**What is required**
Copy all lines below containing "value".

**Data provided**
━━━━

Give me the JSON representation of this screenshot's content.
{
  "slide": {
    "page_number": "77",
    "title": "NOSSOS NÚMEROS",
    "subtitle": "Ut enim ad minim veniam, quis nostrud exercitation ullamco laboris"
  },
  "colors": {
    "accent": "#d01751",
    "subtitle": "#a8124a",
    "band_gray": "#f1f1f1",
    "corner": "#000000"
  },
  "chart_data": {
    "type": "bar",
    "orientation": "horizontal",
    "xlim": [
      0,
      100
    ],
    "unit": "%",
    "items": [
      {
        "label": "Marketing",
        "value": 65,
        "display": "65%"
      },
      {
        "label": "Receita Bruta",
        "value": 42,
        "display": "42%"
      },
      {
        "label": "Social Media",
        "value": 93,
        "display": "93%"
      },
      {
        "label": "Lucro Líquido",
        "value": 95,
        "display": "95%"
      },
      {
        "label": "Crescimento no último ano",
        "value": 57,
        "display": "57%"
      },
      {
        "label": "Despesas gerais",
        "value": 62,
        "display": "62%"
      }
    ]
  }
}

━━━━

**Result for this exercise**
        "value": 65,
        "value": 42,
        "value": 93,
        "value": 95,
        "value": 57,
        "value": 62,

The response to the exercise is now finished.